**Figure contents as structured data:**

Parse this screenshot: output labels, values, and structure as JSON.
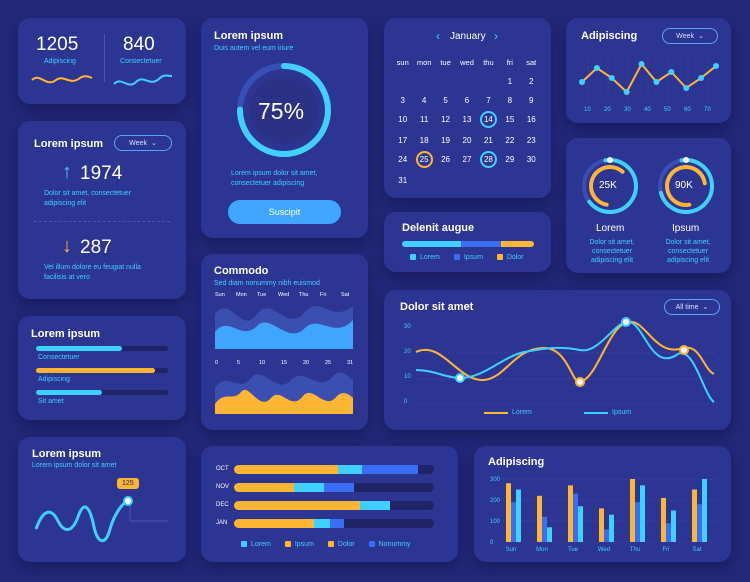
{
  "colors": {
    "bg": "#23297a",
    "card": "#2d3592",
    "cyan": "#3fd0ff",
    "orange": "#ffb534",
    "blue": "#3a6cf4",
    "track": "#1f2466"
  },
  "stats": {
    "left_value": "1205",
    "left_label": "Adipiscing",
    "right_value": "840",
    "right_label": "Consectetuer"
  },
  "trend": {
    "title": "Lorem ipsum",
    "filter": "Week",
    "up_value": "1974",
    "up_text": "Dolor sit amet, consectetuer adipiscing elit",
    "down_value": "287",
    "down_text": "Vel illum dolore eu feugiat nulla facilisis at vero",
    "up_icon": "arrow-up-icon",
    "down_icon": "arrow-down-icon"
  },
  "progress_card": {
    "title": "Lorem ipsum",
    "subtitle": "Duis autem vel eum iriure",
    "percent_label": "75%",
    "percent": 0.75,
    "text": "Lorem ipsum dolor sit amet, consectetuer adipiscing",
    "button": "Suscipit"
  },
  "calendar": {
    "month": "January",
    "prev_icon": "chevron-left-icon",
    "next_icon": "chevron-right-icon",
    "weekdays": [
      "sun",
      "mon",
      "tue",
      "wed",
      "thu",
      "fri",
      "sat"
    ],
    "weeks": [
      [
        "",
        "",
        "",
        "",
        "",
        "1",
        "2"
      ],
      [
        "3",
        "4",
        "5",
        "6",
        "7",
        "8",
        "9"
      ],
      [
        "10",
        "11",
        "12",
        "13",
        "14",
        "15",
        "16"
      ],
      [
        "17",
        "18",
        "19",
        "20",
        "21",
        "22",
        "23"
      ],
      [
        "24",
        "25",
        "26",
        "27",
        "28",
        "29",
        "30"
      ],
      [
        "31",
        "",
        "",
        "",
        "",
        "",
        ""
      ]
    ],
    "highlight_cyan": [
      "14",
      "28"
    ],
    "highlight_orange": [
      "25"
    ]
  },
  "line_small": {
    "title": "Adipiscing",
    "filter": "Week",
    "x_labels": [
      "10",
      "20",
      "30",
      "40",
      "50",
      "60",
      "70"
    ],
    "values": [
      0.45,
      0.8,
      0.55,
      0.2,
      0.9,
      0.45,
      0.7,
      0.3,
      0.55,
      0.85
    ]
  },
  "gauges": {
    "left_value": "25K",
    "left_title": "Lorem",
    "left_text": "Dolor sit amet, consectetuer adipiscing elit",
    "right_value": "90K",
    "right_title": "Ipsum",
    "right_text": "Dolor sit amet, consectetuer adipiscing elit"
  },
  "stacked_bar": {
    "title": "Delenit augue",
    "legend": [
      "Lorem",
      "Ipsum",
      "Dolor"
    ],
    "segments": [
      0.45,
      0.3,
      0.25
    ]
  },
  "area_card": {
    "title": "Commodo",
    "subtitle": "Sed diam nonummy nibh euismod",
    "top_labels": [
      "Sun",
      "Mon",
      "Tue",
      "Wed",
      "Thu",
      "Fri",
      "Sat"
    ],
    "bottom_labels": [
      "0",
      "5",
      "10",
      "15",
      "20",
      "25",
      "31"
    ]
  },
  "progress_list": {
    "title": "Lorem ipsum",
    "items": [
      {
        "label": "Consectetuer",
        "value": 0.65,
        "color": "#3fd0ff"
      },
      {
        "label": "Adipiscing",
        "value": 0.9,
        "color": "#ffb534"
      },
      {
        "label": "Sit amet",
        "value": 0.5,
        "color": "#3fd0ff"
      }
    ]
  },
  "line_big": {
    "title": "Dolor sit amet",
    "filter": "All time",
    "y_labels": [
      "30",
      "20",
      "10",
      "0"
    ],
    "legend": [
      "Lorem",
      "Ipsum"
    ]
  },
  "spark": {
    "title": "Lorem ipsum",
    "subtitle": "Lorem ipsum dolor sit amet",
    "badge": "125"
  },
  "hbar": {
    "rows": [
      {
        "label": "OCT",
        "values": [
          0.2,
          0.32,
          0.12,
          0.28
        ]
      },
      {
        "label": "NOV",
        "values": [
          0.12,
          0.18,
          0.15,
          0.15
        ]
      },
      {
        "label": "DEC",
        "values": [
          0.25,
          0.38,
          0.15,
          0.0
        ]
      },
      {
        "label": "JAN",
        "values": [
          0.12,
          0.28,
          0.08,
          0.07
        ]
      }
    ],
    "legend": [
      "Lorem",
      "Ipsum",
      "Dolor",
      "Nonummy"
    ]
  },
  "chart_data": {
    "type": "bar",
    "title": "Adipiscing",
    "categories": [
      "Sun",
      "Mon",
      "Tue",
      "Wed",
      "Thu",
      "Fri",
      "Sat"
    ],
    "ylim": [
      0,
      300
    ],
    "y_ticks": [
      "300",
      "200",
      "100",
      "0"
    ],
    "series": [
      {
        "values": [
          280,
          220,
          270,
          160,
          300,
          210,
          250
        ]
      },
      {
        "values": [
          190,
          120,
          230,
          60,
          190,
          90,
          180
        ]
      },
      {
        "values": [
          250,
          70,
          170,
          130,
          270,
          150,
          300
        ]
      }
    ]
  }
}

**Problem requirements:**
Transcribe every line in the entries above, taking out only the images.

**Reply to the exercise:**
Parse this screenshot: output labels, values, and structure as JSON.
{
  "colors": {
    "bg": "#23297a",
    "card": "#2d3592",
    "cyan": "#3fd0ff",
    "orange": "#ffb534",
    "blue": "#3a6cf4",
    "track": "#1f2466"
  },
  "stats": {
    "left_value": "1205",
    "left_label": "Adipiscing",
    "right_value": "840",
    "right_label": "Consectetuer"
  },
  "trend": {
    "title": "Lorem ipsum",
    "filter": "Week",
    "up_value": "1974",
    "up_text": "Dolor sit amet, consectetuer adipiscing elit",
    "down_value": "287",
    "down_text": "Vel illum dolore eu feugiat nulla facilisis at vero",
    "up_icon": "arrow-up-icon",
    "down_icon": "arrow-down-icon"
  },
  "progress_card": {
    "title": "Lorem ipsum",
    "subtitle": "Duis autem vel eum iriure",
    "percent_label": "75%",
    "percent": 0.75,
    "text": "Lorem ipsum dolor sit amet, consectetuer adipiscing",
    "button": "Suscipit"
  },
  "calendar": {
    "month": "January",
    "prev_icon": "chevron-left-icon",
    "next_icon": "chevron-right-icon",
    "weekdays": [
      "sun",
      "mon",
      "tue",
      "wed",
      "thu",
      "fri",
      "sat"
    ],
    "weeks": [
      [
        "",
        "",
        "",
        "",
        "",
        "1",
        "2"
      ],
      [
        "3",
        "4",
        "5",
        "6",
        "7",
        "8",
        "9"
      ],
      [
        "10",
        "11",
        "12",
        "13",
        "14",
        "15",
        "16"
      ],
      [
        "17",
        "18",
        "19",
        "20",
        "21",
        "22",
        "23"
      ],
      [
        "24",
        "25",
        "26",
        "27",
        "28",
        "29",
        "30"
      ],
      [
        "31",
        "",
        "",
        "",
        "",
        "",
        ""
      ]
    ],
    "highlight_cyan": [
      "14",
      "28"
    ],
    "highlight_orange": [
      "25"
    ]
  },
  "line_small": {
    "title": "Adipiscing",
    "filter": "Week",
    "x_labels": [
      "10",
      "20",
      "30",
      "40",
      "50",
      "60",
      "70"
    ],
    "values": [
      0.45,
      0.8,
      0.55,
      0.2,
      0.9,
      0.45,
      0.7,
      0.3,
      0.55,
      0.85
    ]
  },
  "gauges": {
    "left_value": "25K",
    "left_title": "Lorem",
    "left_text": "Dolor sit amet, consectetuer adipiscing elit",
    "right_value": "90K",
    "right_title": "Ipsum",
    "right_text": "Dolor sit amet, consectetuer adipiscing elit"
  },
  "stacked_bar": {
    "title": "Delenit augue",
    "legend": [
      "Lorem",
      "Ipsum",
      "Dolor"
    ],
    "segments": [
      0.45,
      0.3,
      0.25
    ]
  },
  "area_card": {
    "title": "Commodo",
    "subtitle": "Sed diam nonummy nibh euismod",
    "top_labels": [
      "Sun",
      "Mon",
      "Tue",
      "Wed",
      "Thu",
      "Fri",
      "Sat"
    ],
    "bottom_labels": [
      "0",
      "5",
      "10",
      "15",
      "20",
      "25",
      "31"
    ]
  },
  "progress_list": {
    "title": "Lorem ipsum",
    "items": [
      {
        "label": "Consectetuer",
        "value": 0.65,
        "color": "#3fd0ff"
      },
      {
        "label": "Adipiscing",
        "value": 0.9,
        "color": "#ffb534"
      },
      {
        "label": "Sit amet",
        "value": 0.5,
        "color": "#3fd0ff"
      }
    ]
  },
  "line_big": {
    "title": "Dolor sit amet",
    "filter": "All time",
    "y_labels": [
      "30",
      "20",
      "10",
      "0"
    ],
    "legend": [
      "Lorem",
      "Ipsum"
    ]
  },
  "spark": {
    "title": "Lorem ipsum",
    "subtitle": "Lorem ipsum dolor sit amet",
    "badge": "125"
  },
  "hbar": {
    "rows": [
      {
        "label": "OCT",
        "values": [
          0.2,
          0.32,
          0.12,
          0.28
        ]
      },
      {
        "label": "NOV",
        "values": [
          0.12,
          0.18,
          0.15,
          0.15
        ]
      },
      {
        "label": "DEC",
        "values": [
          0.25,
          0.38,
          0.15,
          0.0
        ]
      },
      {
        "label": "JAN",
        "values": [
          0.12,
          0.28,
          0.08,
          0.07
        ]
      }
    ],
    "legend": [
      "Lorem",
      "Ipsum",
      "Dolor",
      "Nonummy"
    ]
  },
  "chart_data": {
    "type": "bar",
    "title": "Adipiscing",
    "categories": [
      "Sun",
      "Mon",
      "Tue",
      "Wed",
      "Thu",
      "Fri",
      "Sat"
    ],
    "ylim": [
      0,
      300
    ],
    "y_ticks": [
      "300",
      "200",
      "100",
      "0"
    ],
    "series": [
      {
        "values": [
          280,
          220,
          270,
          160,
          300,
          210,
          250
        ]
      },
      {
        "values": [
          190,
          120,
          230,
          60,
          190,
          90,
          180
        ]
      },
      {
        "values": [
          250,
          70,
          170,
          130,
          270,
          150,
          300
        ]
      }
    ]
  }
}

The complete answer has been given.